TASK OBJECTIVE: Update the entries below by replacing every occurrence of "contour-line" with "isoline", leaving everything else unchanged.

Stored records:
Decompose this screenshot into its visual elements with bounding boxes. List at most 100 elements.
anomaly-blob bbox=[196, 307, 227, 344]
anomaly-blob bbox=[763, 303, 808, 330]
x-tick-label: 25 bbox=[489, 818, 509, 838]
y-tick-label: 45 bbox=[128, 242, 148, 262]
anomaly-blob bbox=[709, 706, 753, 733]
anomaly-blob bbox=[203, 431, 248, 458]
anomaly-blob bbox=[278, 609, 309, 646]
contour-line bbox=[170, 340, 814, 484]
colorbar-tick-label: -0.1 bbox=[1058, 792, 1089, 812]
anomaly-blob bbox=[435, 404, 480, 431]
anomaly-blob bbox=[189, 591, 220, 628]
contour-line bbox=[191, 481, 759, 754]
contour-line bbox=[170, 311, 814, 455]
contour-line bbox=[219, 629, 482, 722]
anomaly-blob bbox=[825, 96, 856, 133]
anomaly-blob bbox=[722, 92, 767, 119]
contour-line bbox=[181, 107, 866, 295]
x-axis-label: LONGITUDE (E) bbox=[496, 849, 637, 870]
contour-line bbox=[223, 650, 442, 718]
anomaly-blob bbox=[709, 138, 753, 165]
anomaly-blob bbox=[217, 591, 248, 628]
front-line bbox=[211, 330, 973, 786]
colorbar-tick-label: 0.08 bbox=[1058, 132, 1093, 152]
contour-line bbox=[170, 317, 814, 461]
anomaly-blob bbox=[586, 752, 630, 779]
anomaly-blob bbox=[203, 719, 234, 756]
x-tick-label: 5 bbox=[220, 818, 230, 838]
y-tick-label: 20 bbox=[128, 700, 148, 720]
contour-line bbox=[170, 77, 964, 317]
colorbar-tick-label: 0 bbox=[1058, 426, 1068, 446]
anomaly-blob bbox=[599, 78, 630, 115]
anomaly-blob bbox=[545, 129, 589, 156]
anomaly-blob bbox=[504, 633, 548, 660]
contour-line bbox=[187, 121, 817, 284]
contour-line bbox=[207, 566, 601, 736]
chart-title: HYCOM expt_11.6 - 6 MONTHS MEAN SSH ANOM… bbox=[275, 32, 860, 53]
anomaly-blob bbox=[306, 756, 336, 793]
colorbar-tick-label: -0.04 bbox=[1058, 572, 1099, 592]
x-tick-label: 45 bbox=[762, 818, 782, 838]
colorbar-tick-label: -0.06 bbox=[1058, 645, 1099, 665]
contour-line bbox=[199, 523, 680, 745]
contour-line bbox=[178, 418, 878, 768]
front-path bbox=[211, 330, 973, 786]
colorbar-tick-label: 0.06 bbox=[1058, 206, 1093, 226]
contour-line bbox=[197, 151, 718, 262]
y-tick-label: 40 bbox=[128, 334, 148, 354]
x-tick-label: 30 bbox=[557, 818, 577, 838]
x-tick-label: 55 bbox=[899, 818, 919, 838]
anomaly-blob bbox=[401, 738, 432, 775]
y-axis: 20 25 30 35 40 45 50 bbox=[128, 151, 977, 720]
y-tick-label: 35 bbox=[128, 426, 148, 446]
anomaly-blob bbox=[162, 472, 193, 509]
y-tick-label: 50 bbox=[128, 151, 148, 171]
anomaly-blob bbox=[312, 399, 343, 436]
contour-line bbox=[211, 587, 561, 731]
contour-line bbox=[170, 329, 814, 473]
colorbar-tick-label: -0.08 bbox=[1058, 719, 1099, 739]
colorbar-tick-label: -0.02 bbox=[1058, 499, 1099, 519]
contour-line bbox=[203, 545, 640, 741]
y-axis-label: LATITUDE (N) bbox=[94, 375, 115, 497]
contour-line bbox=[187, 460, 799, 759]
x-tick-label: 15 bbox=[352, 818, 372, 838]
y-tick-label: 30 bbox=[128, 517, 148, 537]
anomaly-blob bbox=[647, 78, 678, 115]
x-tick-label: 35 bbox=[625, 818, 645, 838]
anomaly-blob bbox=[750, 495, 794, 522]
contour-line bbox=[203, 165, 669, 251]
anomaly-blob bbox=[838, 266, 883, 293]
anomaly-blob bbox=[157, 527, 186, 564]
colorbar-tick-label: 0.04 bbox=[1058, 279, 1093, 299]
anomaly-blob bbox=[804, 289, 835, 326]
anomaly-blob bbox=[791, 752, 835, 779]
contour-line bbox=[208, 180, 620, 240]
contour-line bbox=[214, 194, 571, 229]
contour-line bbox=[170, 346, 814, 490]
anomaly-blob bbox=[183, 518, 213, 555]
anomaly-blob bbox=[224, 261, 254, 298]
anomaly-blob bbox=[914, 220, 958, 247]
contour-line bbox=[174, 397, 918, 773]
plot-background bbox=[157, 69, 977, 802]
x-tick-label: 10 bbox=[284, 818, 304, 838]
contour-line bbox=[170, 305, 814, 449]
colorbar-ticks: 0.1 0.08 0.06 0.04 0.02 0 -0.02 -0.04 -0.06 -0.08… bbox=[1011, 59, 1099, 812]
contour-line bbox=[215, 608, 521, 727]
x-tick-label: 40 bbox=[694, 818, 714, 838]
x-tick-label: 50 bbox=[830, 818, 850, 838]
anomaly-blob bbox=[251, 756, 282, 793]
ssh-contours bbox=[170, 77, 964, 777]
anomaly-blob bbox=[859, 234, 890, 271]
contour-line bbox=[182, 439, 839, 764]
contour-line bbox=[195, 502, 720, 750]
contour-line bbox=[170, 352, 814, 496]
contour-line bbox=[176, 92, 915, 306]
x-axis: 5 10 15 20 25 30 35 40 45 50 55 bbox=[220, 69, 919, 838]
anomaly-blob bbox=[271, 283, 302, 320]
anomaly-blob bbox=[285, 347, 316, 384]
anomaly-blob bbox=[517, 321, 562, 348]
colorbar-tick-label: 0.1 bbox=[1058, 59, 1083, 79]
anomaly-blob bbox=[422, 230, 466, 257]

RESPONSE TO THE TASK:
Decompose this screenshot into its visual elements with bounding boxes. List at most 100 elements.
anomaly-blob bbox=[196, 307, 227, 344]
anomaly-blob bbox=[763, 303, 808, 330]
x-tick-label: 25 bbox=[489, 818, 509, 838]
y-tick-label: 45 bbox=[128, 242, 148, 262]
anomaly-blob bbox=[709, 706, 753, 733]
anomaly-blob bbox=[203, 431, 248, 458]
anomaly-blob bbox=[278, 609, 309, 646]
isoline bbox=[170, 340, 814, 484]
colorbar-tick-label: -0.1 bbox=[1058, 792, 1089, 812]
anomaly-blob bbox=[435, 404, 480, 431]
anomaly-blob bbox=[189, 591, 220, 628]
isoline bbox=[191, 481, 759, 754]
isoline bbox=[170, 311, 814, 455]
isoline bbox=[219, 629, 482, 722]
anomaly-blob bbox=[825, 96, 856, 133]
anomaly-blob bbox=[722, 92, 767, 119]
isoline bbox=[181, 107, 866, 295]
x-axis-label: LONGITUDE (E) bbox=[496, 849, 637, 870]
isoline bbox=[223, 650, 442, 718]
anomaly-blob bbox=[709, 138, 753, 165]
anomaly-blob bbox=[217, 591, 248, 628]
front-line bbox=[211, 330, 973, 786]
colorbar-tick-label: 0.08 bbox=[1058, 132, 1093, 152]
isoline bbox=[170, 317, 814, 461]
anomaly-blob bbox=[586, 752, 630, 779]
anomaly-blob bbox=[203, 719, 234, 756]
x-tick-label: 5 bbox=[220, 818, 230, 838]
y-tick-label: 20 bbox=[128, 700, 148, 720]
isoline bbox=[170, 77, 964, 317]
colorbar-tick-label: 0 bbox=[1058, 426, 1068, 446]
anomaly-blob bbox=[599, 78, 630, 115]
anomaly-blob bbox=[545, 129, 589, 156]
anomaly-blob bbox=[504, 633, 548, 660]
isoline bbox=[187, 121, 817, 284]
isoline bbox=[207, 566, 601, 736]
chart-title: HYCOM expt_11.6 - 6 MONTHS MEAN SSH ANOM… bbox=[275, 32, 860, 53]
anomaly-blob bbox=[306, 756, 336, 793]
colorbar-tick-label: -0.04 bbox=[1058, 572, 1099, 592]
x-tick-label: 45 bbox=[762, 818, 782, 838]
colorbar-tick-label: -0.06 bbox=[1058, 645, 1099, 665]
isoline bbox=[199, 523, 680, 745]
isoline bbox=[178, 418, 878, 768]
front-path bbox=[211, 330, 973, 786]
colorbar-tick-label: 0.06 bbox=[1058, 206, 1093, 226]
isoline bbox=[197, 151, 718, 262]
y-tick-label: 40 bbox=[128, 334, 148, 354]
x-tick-label: 30 bbox=[557, 818, 577, 838]
x-tick-label: 55 bbox=[899, 818, 919, 838]
anomaly-blob bbox=[401, 738, 432, 775]
y-axis: 20 25 30 35 40 45 50 bbox=[128, 151, 977, 720]
y-tick-label: 35 bbox=[128, 426, 148, 446]
anomaly-blob bbox=[162, 472, 193, 509]
y-tick-label: 50 bbox=[128, 151, 148, 171]
anomaly-blob bbox=[312, 399, 343, 436]
isoline bbox=[211, 587, 561, 731]
isoline bbox=[170, 329, 814, 473]
colorbar-tick-label: -0.08 bbox=[1058, 719, 1099, 739]
colorbar-tick-label: -0.02 bbox=[1058, 499, 1099, 519]
isoline bbox=[203, 545, 640, 741]
y-axis-label: LATITUDE (N) bbox=[94, 375, 115, 497]
isoline bbox=[187, 460, 799, 759]
x-tick-label: 15 bbox=[352, 818, 372, 838]
y-tick-label: 30 bbox=[128, 517, 148, 537]
anomaly-blob bbox=[647, 78, 678, 115]
x-tick-label: 35 bbox=[625, 818, 645, 838]
anomaly-blob bbox=[750, 495, 794, 522]
isoline bbox=[203, 165, 669, 251]
anomaly-blob bbox=[838, 266, 883, 293]
anomaly-blob bbox=[157, 527, 186, 564]
colorbar-tick-label: 0.04 bbox=[1058, 279, 1093, 299]
anomaly-blob bbox=[804, 289, 835, 326]
anomaly-blob bbox=[791, 752, 835, 779]
isoline bbox=[208, 180, 620, 240]
isoline bbox=[214, 194, 571, 229]
isoline bbox=[170, 346, 814, 490]
anomaly-blob bbox=[183, 518, 213, 555]
anomaly-blob bbox=[224, 261, 254, 298]
anomaly-blob bbox=[914, 220, 958, 247]
isoline bbox=[174, 397, 918, 773]
plot-background bbox=[157, 69, 977, 802]
x-tick-label: 10 bbox=[284, 818, 304, 838]
isoline bbox=[170, 305, 814, 449]
colorbar-ticks: 0.1 0.08 0.06 0.04 0.02 0 -0.02 -0.04 -0.06 -0.08… bbox=[1011, 59, 1099, 812]
isoline bbox=[215, 608, 521, 727]
x-tick-label: 40 bbox=[694, 818, 714, 838]
x-tick-label: 50 bbox=[830, 818, 850, 838]
anomaly-blob bbox=[251, 756, 282, 793]
ssh-contours bbox=[170, 77, 964, 777]
anomaly-blob bbox=[859, 234, 890, 271]
isoline bbox=[182, 439, 839, 764]
isoline bbox=[195, 502, 720, 750]
isoline bbox=[170, 352, 814, 496]
isoline bbox=[176, 92, 915, 306]
x-axis: 5 10 15 20 25 30 35 40 45 50 55 bbox=[220, 69, 919, 838]
anomaly-blob bbox=[271, 283, 302, 320]
anomaly-blob bbox=[285, 347, 316, 384]
anomaly-blob bbox=[517, 321, 562, 348]
colorbar-tick-label: 0.1 bbox=[1058, 59, 1083, 79]
anomaly-blob bbox=[422, 230, 466, 257]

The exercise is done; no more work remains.